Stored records
☆ ☆ ☆ ☆

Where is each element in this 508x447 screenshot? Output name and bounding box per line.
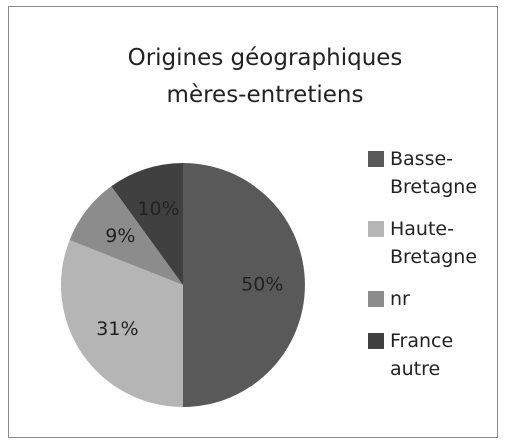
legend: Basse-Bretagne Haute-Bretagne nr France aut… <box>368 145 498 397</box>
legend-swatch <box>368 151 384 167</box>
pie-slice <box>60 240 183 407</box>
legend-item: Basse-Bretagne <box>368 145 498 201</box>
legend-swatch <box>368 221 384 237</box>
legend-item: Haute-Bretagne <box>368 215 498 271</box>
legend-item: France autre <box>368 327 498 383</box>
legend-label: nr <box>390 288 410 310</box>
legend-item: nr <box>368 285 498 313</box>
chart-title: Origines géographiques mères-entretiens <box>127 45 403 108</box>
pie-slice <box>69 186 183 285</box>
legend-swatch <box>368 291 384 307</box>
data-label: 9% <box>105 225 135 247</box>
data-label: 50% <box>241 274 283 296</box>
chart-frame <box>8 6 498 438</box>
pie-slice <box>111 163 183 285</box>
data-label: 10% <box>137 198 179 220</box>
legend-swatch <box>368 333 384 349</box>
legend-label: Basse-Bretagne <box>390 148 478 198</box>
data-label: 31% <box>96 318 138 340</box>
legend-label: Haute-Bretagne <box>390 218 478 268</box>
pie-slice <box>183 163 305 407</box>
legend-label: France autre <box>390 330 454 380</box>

☆ ☆ ☆ ☆

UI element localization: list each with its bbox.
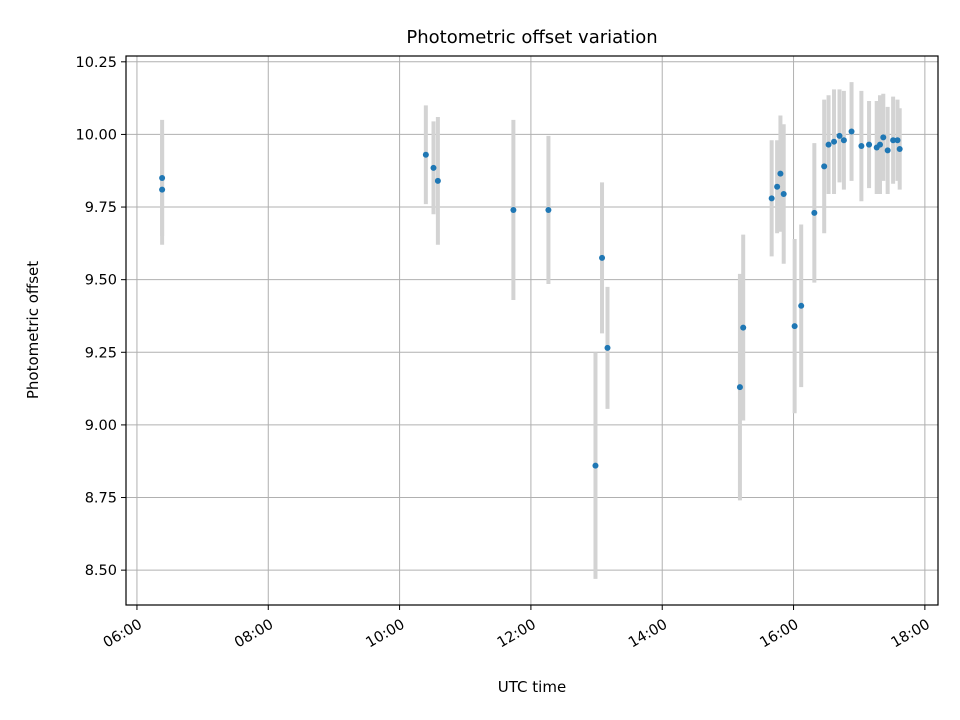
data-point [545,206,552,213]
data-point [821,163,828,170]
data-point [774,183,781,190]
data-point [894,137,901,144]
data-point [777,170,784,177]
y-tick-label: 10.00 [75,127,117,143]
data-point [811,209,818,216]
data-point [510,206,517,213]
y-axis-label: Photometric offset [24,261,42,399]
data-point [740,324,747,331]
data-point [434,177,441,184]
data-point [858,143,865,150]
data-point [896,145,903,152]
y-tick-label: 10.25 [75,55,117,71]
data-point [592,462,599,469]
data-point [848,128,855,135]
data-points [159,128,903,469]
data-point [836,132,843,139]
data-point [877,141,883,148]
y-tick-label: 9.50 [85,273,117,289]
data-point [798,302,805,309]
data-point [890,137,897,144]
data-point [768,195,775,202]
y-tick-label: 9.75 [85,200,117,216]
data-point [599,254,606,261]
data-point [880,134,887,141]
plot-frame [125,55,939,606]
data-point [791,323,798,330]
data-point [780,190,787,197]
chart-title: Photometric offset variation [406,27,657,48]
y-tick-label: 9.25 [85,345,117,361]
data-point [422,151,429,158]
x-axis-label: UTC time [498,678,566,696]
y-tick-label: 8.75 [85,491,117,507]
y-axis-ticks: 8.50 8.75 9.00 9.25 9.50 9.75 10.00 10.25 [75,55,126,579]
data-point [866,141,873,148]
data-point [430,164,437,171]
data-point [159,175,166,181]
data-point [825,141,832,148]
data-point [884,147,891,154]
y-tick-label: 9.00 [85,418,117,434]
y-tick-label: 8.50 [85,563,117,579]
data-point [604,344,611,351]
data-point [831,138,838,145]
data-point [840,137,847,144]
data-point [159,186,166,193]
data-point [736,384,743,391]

☆ ☆ ☆ ☆

Goal of the exercise
Copy out the lines of the listing above between the line holding "data-point [545,206,552,213]" and the line holding "data-point [896,145,903,152]", inclusive, reproducing each one without any change.

In response
data-point [545,206,552,213]
data-point [821,163,828,170]
data-point [774,183,781,190]
data-point [894,137,901,144]
data-point [777,170,784,177]
y-tick-label: 10.00 [75,127,117,143]
data-point [811,209,818,216]
data-point [510,206,517,213]
y-axis-label: Photometric offset [24,261,42,399]
data-point [740,324,747,331]
data-point [434,177,441,184]
data-point [858,143,865,150]
data-point [896,145,903,152]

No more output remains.